[Annotated region listings]
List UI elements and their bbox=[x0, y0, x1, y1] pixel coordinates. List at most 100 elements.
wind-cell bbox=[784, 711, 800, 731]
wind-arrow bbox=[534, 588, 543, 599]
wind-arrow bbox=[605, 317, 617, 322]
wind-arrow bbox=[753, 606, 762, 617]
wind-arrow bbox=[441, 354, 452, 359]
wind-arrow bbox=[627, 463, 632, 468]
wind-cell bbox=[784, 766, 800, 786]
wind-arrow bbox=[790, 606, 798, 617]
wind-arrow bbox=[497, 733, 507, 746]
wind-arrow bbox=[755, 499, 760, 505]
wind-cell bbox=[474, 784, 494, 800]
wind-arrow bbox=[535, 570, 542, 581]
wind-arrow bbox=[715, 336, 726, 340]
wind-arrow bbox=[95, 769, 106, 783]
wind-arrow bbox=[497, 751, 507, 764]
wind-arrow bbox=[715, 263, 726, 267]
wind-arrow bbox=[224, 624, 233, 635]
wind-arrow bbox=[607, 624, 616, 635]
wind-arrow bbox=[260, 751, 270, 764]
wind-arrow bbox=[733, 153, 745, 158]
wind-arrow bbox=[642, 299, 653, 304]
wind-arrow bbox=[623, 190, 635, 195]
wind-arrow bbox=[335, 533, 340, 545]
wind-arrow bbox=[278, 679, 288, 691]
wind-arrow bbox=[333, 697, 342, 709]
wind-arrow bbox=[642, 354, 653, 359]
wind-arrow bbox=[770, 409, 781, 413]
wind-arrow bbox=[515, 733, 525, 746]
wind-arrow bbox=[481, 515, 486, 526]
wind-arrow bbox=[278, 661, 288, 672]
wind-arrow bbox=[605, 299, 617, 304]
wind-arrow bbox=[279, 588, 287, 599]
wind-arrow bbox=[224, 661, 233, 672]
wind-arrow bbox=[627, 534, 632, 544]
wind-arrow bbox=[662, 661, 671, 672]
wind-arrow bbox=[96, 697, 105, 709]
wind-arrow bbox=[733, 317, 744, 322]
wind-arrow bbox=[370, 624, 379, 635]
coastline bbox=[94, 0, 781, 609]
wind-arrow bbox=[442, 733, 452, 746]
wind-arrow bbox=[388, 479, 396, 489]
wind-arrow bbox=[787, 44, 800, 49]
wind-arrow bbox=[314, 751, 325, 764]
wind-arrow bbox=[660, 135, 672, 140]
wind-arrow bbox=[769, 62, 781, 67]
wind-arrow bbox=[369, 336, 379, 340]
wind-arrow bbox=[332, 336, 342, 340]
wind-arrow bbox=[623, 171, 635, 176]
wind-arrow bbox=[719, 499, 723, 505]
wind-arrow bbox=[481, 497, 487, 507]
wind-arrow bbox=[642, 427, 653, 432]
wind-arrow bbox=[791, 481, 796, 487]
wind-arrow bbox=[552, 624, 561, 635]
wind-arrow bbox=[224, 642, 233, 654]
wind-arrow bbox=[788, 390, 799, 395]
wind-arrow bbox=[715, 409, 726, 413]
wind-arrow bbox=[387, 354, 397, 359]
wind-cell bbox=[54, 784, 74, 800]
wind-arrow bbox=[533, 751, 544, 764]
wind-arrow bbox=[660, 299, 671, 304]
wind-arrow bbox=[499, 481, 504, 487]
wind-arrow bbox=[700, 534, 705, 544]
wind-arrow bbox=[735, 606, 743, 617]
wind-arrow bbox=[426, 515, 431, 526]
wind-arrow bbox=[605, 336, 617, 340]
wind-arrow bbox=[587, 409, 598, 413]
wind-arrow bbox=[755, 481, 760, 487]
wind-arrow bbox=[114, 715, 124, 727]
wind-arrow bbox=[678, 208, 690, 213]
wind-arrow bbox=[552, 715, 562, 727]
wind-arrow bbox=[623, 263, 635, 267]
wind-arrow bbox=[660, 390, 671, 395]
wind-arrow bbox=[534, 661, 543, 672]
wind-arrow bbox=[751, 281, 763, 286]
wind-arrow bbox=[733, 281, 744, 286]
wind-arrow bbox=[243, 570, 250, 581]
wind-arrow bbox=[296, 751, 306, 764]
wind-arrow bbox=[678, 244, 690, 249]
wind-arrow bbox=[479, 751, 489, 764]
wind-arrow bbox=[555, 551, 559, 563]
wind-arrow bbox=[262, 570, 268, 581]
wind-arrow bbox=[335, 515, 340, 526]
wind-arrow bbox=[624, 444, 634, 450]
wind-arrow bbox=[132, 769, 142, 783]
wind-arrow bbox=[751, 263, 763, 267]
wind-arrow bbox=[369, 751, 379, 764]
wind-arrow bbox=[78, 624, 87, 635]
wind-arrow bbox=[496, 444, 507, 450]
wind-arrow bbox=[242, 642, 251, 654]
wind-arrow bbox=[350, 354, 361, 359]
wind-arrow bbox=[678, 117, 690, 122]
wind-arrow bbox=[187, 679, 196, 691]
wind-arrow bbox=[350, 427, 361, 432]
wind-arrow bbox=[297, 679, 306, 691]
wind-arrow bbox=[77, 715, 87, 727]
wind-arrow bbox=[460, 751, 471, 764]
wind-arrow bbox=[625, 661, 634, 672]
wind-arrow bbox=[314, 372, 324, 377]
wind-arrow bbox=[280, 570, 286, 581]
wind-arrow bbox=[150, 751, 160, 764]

Do this:
Output every line of the material above as a JSON list of strings, one string per line, leaving out blank lines.

Output of the task:
[
  "List UI elements and their bbox=[x0, y0, x1, y1] pixel coordinates. List at most 100 elements.",
  "wind-cell bbox=[784, 711, 800, 731]",
  "wind-arrow bbox=[534, 588, 543, 599]",
  "wind-arrow bbox=[605, 317, 617, 322]",
  "wind-arrow bbox=[753, 606, 762, 617]",
  "wind-arrow bbox=[441, 354, 452, 359]",
  "wind-arrow bbox=[627, 463, 632, 468]",
  "wind-cell bbox=[784, 766, 800, 786]",
  "wind-arrow bbox=[790, 606, 798, 617]",
  "wind-arrow bbox=[497, 733, 507, 746]",
  "wind-arrow bbox=[755, 499, 760, 505]",
  "wind-cell bbox=[474, 784, 494, 800]",
  "wind-arrow bbox=[535, 570, 542, 581]",
  "wind-arrow bbox=[715, 336, 726, 340]",
  "wind-arrow bbox=[95, 769, 106, 783]",
  "wind-arrow bbox=[497, 751, 507, 764]",
  "wind-arrow bbox=[715, 263, 726, 267]",
  "wind-arrow bbox=[224, 624, 233, 635]",
  "wind-arrow bbox=[607, 624, 616, 635]",
  "wind-arrow bbox=[260, 751, 270, 764]",
  "wind-arrow bbox=[733, 153, 745, 158]",
  "wind-arrow bbox=[642, 299, 653, 304]",
  "wind-arrow bbox=[623, 190, 635, 195]",
  "wind-arrow bbox=[335, 533, 340, 545]",
  "wind-arrow bbox=[278, 679, 288, 691]",
  "wind-arrow bbox=[333, 697, 342, 709]",
  "wind-arrow bbox=[642, 354, 653, 359]",
  "wind-arrow bbox=[770, 409, 781, 413]",
  "wind-arrow bbox=[515, 733, 525, 746]",
  "wind-arrow bbox=[481, 515, 486, 526]",
  "wind-arrow bbox=[278, 661, 288, 672]",
  "wind-arrow bbox=[605, 299, 617, 304]",
  "wind-arrow bbox=[279, 588, 287, 599]",
  "wind-arrow bbox=[224, 661, 233, 672]",
  "wind-arrow bbox=[627, 534, 632, 544]",
  "wind-arrow bbox=[662, 661, 671, 672]",
  "wind-arrow bbox=[96, 697, 105, 709]",
  "wind-arrow bbox=[733, 317, 744, 322]",
  "wind-arrow bbox=[370, 624, 379, 635]",
  "coastline bbox=[94, 0, 781, 609]",
  "wind-arrow bbox=[442, 733, 452, 746]",
  "wind-arrow bbox=[388, 479, 396, 489]",
  "wind-arrow bbox=[787, 44, 800, 49]",
  "wind-arrow bbox=[314, 751, 325, 764]",
  "wind-arrow bbox=[660, 135, 672, 140]",
  "wind-arrow bbox=[769, 62, 781, 67]",
  "wind-arrow bbox=[369, 336, 379, 340]",
  "wind-arrow bbox=[332, 336, 342, 340]",
  "wind-arrow bbox=[623, 171, 635, 176]",
  "wind-arrow bbox=[719, 499, 723, 505]",
  "wind-arrow bbox=[481, 497, 487, 507]",
  "wind-arrow bbox=[642, 427, 653, 432]",
  "wind-arrow bbox=[791, 481, 796, 487]",
  "wind-arrow bbox=[552, 624, 561, 635]",
  "wind-arrow bbox=[224, 642, 233, 654]",
  "wind-arrow bbox=[788, 390, 799, 395]",
  "wind-arrow bbox=[715, 409, 726, 413]",
  "wind-arrow bbox=[387, 354, 397, 359]",
  "wind-cell bbox=[54, 784, 74, 800]",
  "wind-arrow bbox=[533, 751, 544, 764]",
  "wind-arrow bbox=[660, 299, 671, 304]",
  "wind-arrow bbox=[499, 481, 504, 487]",
  "wind-arrow bbox=[700, 534, 705, 544]",
  "wind-arrow bbox=[735, 606, 743, 617]",
  "wind-arrow bbox=[426, 515, 431, 526]",
  "wind-arrow bbox=[605, 336, 617, 340]",
  "wind-arrow bbox=[587, 409, 598, 413]",
  "wind-arrow bbox=[755, 481, 760, 487]",
  "wind-arrow bbox=[114, 715, 124, 727]",
  "wind-arrow bbox=[678, 208, 690, 213]",
  "wind-arrow bbox=[552, 715, 562, 727]",
  "wind-arrow bbox=[623, 263, 635, 267]",
  "wind-arrow bbox=[660, 390, 671, 395]",
  "wind-arrow bbox=[534, 661, 543, 672]",
  "wind-arrow bbox=[751, 281, 763, 286]",
  "wind-arrow bbox=[733, 281, 744, 286]",
  "wind-arrow bbox=[243, 570, 250, 581]",
  "wind-arrow bbox=[296, 751, 306, 764]",
  "wind-arrow bbox=[678, 244, 690, 249]",
  "wind-arrow bbox=[479, 751, 489, 764]",
  "wind-arrow bbox=[555, 551, 559, 563]",
  "wind-arrow bbox=[262, 570, 268, 581]",
  "wind-arrow bbox=[335, 515, 340, 526]",
  "wind-arrow bbox=[624, 444, 634, 450]",
  "wind-arrow bbox=[132, 769, 142, 783]",
  "wind-arrow bbox=[751, 263, 763, 267]",
  "wind-arrow bbox=[369, 751, 379, 764]",
  "wind-arrow bbox=[78, 624, 87, 635]",
  "wind-arrow bbox=[496, 444, 507, 450]",
  "wind-arrow bbox=[242, 642, 251, 654]",
  "wind-arrow bbox=[350, 354, 361, 359]",
  "wind-arrow bbox=[678, 117, 690, 122]",
  "wind-arrow bbox=[187, 679, 196, 691]",
  "wind-arrow bbox=[350, 427, 361, 432]",
  "wind-arrow bbox=[297, 679, 306, 691]",
  "wind-arrow bbox=[77, 715, 87, 727]",
  "wind-arrow bbox=[460, 751, 471, 764]",
  "wind-arrow bbox=[625, 661, 634, 672]",
  "wind-arrow bbox=[314, 372, 324, 377]",
  "wind-arrow bbox=[280, 570, 286, 581]",
  "wind-arrow bbox=[150, 751, 160, 764]"
]